→ Stated task
Reproduce the material in full, exactly as written.

Stored data:

►

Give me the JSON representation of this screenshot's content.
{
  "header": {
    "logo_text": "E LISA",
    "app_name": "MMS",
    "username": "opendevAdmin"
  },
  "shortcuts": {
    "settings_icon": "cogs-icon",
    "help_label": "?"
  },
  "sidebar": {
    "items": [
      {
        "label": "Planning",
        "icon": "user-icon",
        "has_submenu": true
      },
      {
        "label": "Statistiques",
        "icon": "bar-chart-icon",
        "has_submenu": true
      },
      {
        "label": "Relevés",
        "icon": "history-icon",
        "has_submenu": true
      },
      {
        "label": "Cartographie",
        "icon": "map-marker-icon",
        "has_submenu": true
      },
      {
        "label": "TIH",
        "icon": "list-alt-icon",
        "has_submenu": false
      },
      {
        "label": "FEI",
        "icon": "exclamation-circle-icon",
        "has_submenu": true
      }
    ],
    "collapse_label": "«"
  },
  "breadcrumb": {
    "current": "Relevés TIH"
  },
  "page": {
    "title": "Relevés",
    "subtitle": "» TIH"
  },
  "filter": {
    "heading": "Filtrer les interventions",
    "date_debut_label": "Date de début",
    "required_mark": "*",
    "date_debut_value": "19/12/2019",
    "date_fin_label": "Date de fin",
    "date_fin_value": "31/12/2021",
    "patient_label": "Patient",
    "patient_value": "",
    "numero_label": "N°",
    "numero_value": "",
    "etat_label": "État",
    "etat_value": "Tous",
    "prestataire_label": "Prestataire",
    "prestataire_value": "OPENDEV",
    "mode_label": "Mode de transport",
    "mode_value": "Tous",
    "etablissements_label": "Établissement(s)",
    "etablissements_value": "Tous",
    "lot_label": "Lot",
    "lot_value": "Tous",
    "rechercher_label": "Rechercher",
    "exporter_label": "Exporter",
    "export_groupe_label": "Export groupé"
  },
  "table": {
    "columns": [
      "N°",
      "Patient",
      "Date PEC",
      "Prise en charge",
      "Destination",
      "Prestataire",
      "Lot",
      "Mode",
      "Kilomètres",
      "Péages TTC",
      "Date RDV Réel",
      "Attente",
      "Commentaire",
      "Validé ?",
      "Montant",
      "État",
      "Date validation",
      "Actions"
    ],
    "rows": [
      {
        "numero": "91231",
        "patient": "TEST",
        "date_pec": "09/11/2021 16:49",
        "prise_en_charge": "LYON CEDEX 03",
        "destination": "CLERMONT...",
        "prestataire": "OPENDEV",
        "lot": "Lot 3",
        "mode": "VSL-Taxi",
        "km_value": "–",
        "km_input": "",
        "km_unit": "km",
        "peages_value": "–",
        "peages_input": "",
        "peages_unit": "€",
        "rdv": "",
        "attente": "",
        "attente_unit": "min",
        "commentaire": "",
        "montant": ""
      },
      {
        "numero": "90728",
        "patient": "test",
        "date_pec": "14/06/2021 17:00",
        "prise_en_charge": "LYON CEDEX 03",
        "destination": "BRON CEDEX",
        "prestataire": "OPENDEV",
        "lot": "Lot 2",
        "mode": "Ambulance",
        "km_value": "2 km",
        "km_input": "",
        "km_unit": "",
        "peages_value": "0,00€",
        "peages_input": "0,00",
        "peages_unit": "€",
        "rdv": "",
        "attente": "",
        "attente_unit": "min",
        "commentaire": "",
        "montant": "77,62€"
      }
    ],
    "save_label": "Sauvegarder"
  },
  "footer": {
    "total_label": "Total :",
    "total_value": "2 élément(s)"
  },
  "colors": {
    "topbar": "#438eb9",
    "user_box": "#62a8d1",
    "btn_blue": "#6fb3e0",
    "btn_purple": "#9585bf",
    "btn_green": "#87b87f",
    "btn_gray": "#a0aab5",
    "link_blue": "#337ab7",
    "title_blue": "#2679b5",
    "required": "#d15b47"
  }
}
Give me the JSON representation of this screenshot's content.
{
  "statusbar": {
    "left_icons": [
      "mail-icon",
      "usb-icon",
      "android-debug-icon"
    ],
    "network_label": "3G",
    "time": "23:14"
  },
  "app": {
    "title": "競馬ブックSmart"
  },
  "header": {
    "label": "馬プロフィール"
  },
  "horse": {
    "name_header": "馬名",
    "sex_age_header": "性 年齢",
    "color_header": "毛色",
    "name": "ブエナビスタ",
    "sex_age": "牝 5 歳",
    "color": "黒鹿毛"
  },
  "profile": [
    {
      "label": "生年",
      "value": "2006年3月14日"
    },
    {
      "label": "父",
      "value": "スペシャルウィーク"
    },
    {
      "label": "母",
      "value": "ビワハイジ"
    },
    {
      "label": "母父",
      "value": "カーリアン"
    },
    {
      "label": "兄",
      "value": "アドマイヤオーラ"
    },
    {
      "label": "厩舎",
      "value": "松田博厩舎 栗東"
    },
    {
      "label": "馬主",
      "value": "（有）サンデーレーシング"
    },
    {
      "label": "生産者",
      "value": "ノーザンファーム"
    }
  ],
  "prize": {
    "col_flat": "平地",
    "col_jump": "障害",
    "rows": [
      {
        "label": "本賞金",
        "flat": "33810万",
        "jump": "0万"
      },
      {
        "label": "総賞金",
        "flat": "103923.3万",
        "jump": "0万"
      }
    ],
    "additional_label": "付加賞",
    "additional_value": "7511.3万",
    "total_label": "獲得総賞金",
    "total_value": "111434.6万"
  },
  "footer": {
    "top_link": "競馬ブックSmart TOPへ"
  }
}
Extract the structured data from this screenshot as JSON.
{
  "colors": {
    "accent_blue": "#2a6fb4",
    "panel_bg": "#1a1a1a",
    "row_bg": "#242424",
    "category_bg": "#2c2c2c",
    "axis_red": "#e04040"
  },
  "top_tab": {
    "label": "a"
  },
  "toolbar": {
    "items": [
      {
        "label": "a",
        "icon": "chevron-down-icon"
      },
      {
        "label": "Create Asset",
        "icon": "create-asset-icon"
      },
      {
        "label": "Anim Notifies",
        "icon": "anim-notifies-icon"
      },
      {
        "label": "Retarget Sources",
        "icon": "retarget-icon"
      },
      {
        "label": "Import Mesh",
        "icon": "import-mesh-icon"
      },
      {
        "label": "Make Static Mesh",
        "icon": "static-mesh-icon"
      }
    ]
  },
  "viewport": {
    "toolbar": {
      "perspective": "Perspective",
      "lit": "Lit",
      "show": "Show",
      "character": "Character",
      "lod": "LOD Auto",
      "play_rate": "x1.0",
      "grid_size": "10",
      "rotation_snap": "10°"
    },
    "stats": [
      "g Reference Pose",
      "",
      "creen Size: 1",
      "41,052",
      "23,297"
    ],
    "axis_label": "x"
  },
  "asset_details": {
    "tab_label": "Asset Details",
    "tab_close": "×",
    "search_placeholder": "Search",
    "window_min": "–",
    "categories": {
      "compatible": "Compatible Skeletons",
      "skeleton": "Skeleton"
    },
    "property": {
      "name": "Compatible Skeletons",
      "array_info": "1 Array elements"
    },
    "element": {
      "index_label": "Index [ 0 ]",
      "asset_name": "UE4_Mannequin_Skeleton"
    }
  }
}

◄

→ Final answer
Give me the JSON representation of this screenshot's content.
{
  "header": {
    "logo_text": "E LISA",
    "app_name": "MMS",
    "username": "opendevAdmin"
  },
  "shortcuts": {
    "settings_icon": "cogs-icon",
    "help_label": "?"
  },
  "sidebar": {
    "items": [
      {
        "label": "Planning",
        "icon": "user-icon",
        "has_submenu": true
      },
      {
        "label": "Statistiques",
        "icon": "bar-chart-icon",
        "has_submenu": true
      },
      {
        "label": "Relevés",
        "icon": "history-icon",
        "has_submenu": true
      },
      {
        "label": "Cartographie",
        "icon": "map-marker-icon",
        "has_submenu": true
      },
      {
        "label": "TIH",
        "icon": "list-alt-icon",
        "has_submenu": false
      },
      {
        "label": "FEI",
        "icon": "exclamation-circle-icon",
        "has_submenu": true
      }
    ],
    "collapse_label": "«"
  },
  "breadcrumb": {
    "current": "Relevés TIH"
  },
  "page": {
    "title": "Relevés",
    "subtitle": "» TIH"
  },
  "filter": {
    "heading": "Filtrer les interventions",
    "date_debut_label": "Date de début",
    "required_mark": "*",
    "date_debut_value": "19/12/2019",
    "date_fin_label": "Date de fin",
    "date_fin_value": "31/12/2021",
    "patient_label": "Patient",
    "patient_value": "",
    "numero_label": "N°",
    "numero_value": "",
    "etat_label": "État",
    "etat_value": "Tous",
    "prestataire_label": "Prestataire",
    "prestataire_value": "OPENDEV",
    "mode_label": "Mode de transport",
    "mode_value": "Tous",
    "etablissements_label": "Établissement(s)",
    "etablissements_value": "Tous",
    "lot_label": "Lot",
    "lot_value": "Tous",
    "rechercher_label": "Rechercher",
    "exporter_label": "Exporter",
    "export_groupe_label": "Export groupé"
  },
  "table": {
    "columns": [
      "N°",
      "Patient",
      "Date PEC",
      "Prise en charge",
      "Destination",
      "Prestataire",
      "Lot",
      "Mode",
      "Kilomètres",
      "Péages TTC",
      "Date RDV Réel",
      "Attente",
      "Commentaire",
      "Validé ?",
      "Montant",
      "État",
      "Date validation",
      "Actions"
    ],
    "rows": [
      {
        "numero": "91231",
        "patient": "TEST",
        "date_pec": "09/11/2021 16:49",
        "prise_en_charge": "LYON CEDEX 03",
        "destination": "CLERMONT...",
        "prestataire": "OPENDEV",
        "lot": "Lot 3",
        "mode": "VSL-Taxi",
        "km_value": "–",
        "km_input": "",
        "km_unit": "km",
        "peages_value": "–",
        "peages_input": "",
        "peages_unit": "€",
        "rdv": "",
        "attente": "",
        "attente_unit": "min",
        "commentaire": "",
        "montant": ""
      },
      {
        "numero": "90728",
        "patient": "test",
        "date_pec": "14/06/2021 17:00",
        "prise_en_charge": "LYON CEDEX 03",
        "destination": "BRON CEDEX",
        "prestataire": "OPENDEV",
        "lot": "Lot 2",
        "mode": "Ambulance",
        "km_value": "2 km",
        "km_input": "",
        "km_unit": "",
        "peages_value": "0,00€",
        "peages_input": "0,00",
        "peages_unit": "€",
        "rdv": "",
        "attente": "",
        "attente_unit": "min",
        "commentaire": "",
        "montant": "77,62€"
      }
    ],
    "save_label": "Sauvegarder"
  },
  "footer": {
    "total_label": "Total :",
    "total_value": "2 élément(s)"
  },
  "colors": {
    "topbar": "#438eb9",
    "user_box": "#62a8d1",
    "btn_blue": "#6fb3e0",
    "btn_purple": "#9585bf",
    "btn_green": "#87b87f",
    "btn_gray": "#a0aab5",
    "link_blue": "#337ab7",
    "title_blue": "#2679b5",
    "required": "#d15b47"
  }
}
Give me the JSON representation of this screenshot's content.
{
  "statusbar": {
    "left_icons": [
      "mail-icon",
      "usb-icon",
      "android-debug-icon"
    ],
    "network_label": "3G",
    "time": "23:14"
  },
  "app": {
    "title": "競馬ブックSmart"
  },
  "header": {
    "label": "馬プロフィール"
  },
  "horse": {
    "name_header": "馬名",
    "sex_age_header": "性 年齢",
    "color_header": "毛色",
    "name": "ブエナビスタ",
    "sex_age": "牝 5 歳",
    "color": "黒鹿毛"
  },
  "profile": [
    {
      "label": "生年",
      "value": "2006年3月14日"
    },
    {
      "label": "父",
      "value": "スペシャルウィーク"
    },
    {
      "label": "母",
      "value": "ビワハイジ"
    },
    {
      "label": "母父",
      "value": "カーリアン"
    },
    {
      "label": "兄",
      "value": "アドマイヤオーラ"
    },
    {
      "label": "厩舎",
      "value": "松田博厩舎 栗東"
    },
    {
      "label": "馬主",
      "value": "（有）サンデーレーシング"
    },
    {
      "label": "生産者",
      "value": "ノーザンファーム"
    }
  ],
  "prize": {
    "col_flat": "平地",
    "col_jump": "障害",
    "rows": [
      {
        "label": "本賞金",
        "flat": "33810万",
        "jump": "0万"
      },
      {
        "label": "総賞金",
        "flat": "103923.3万",
        "jump": "0万"
      }
    ],
    "additional_label": "付加賞",
    "additional_value": "7511.3万",
    "total_label": "獲得総賞金",
    "total_value": "111434.6万"
  },
  "footer": {
    "top_link": "競馬ブックSmart TOPへ"
  }
}
Extract the structured data from this screenshot as JSON.
{
  "colors": {
    "accent_blue": "#2a6fb4",
    "panel_bg": "#1a1a1a",
    "row_bg": "#242424",
    "category_bg": "#2c2c2c",
    "axis_red": "#e04040"
  },
  "top_tab": {
    "label": "a"
  },
  "toolbar": {
    "items": [
      {
        "label": "a",
        "icon": "chevron-down-icon"
      },
      {
        "label": "Create Asset",
        "icon": "create-asset-icon"
      },
      {
        "label": "Anim Notifies",
        "icon": "anim-notifies-icon"
      },
      {
        "label": "Retarget Sources",
        "icon": "retarget-icon"
      },
      {
        "label": "Import Mesh",
        "icon": "import-mesh-icon"
      },
      {
        "label": "Make Static Mesh",
        "icon": "static-mesh-icon"
      }
    ]
  },
  "viewport": {
    "toolbar": {
      "perspective": "Perspective",
      "lit": "Lit",
      "show": "Show",
      "character": "Character",
      "lod": "LOD Auto",
      "play_rate": "x1.0",
      "grid_size": "10",
      "rotation_snap": "10°"
    },
    "stats": [
      "g Reference Pose",
      "",
      "creen Size: 1",
      "41,052",
      "23,297"
    ],
    "axis_label": "x"
  },
  "asset_details": {
    "tab_label": "Asset Details",
    "tab_close": "×",
    "search_placeholder": "Search",
    "window_min": "–",
    "categories": {
      "compatible": "Compatible Skeletons",
      "skeleton": "Skeleton"
    },
    "property": {
      "name": "Compatible Skeletons",
      "array_info": "1 Array elements"
    },
    "element": {
      "index_label": "Index [ 0 ]",
      "asset_name": "UE4_Mannequin_Skeleton"
    }
  }
}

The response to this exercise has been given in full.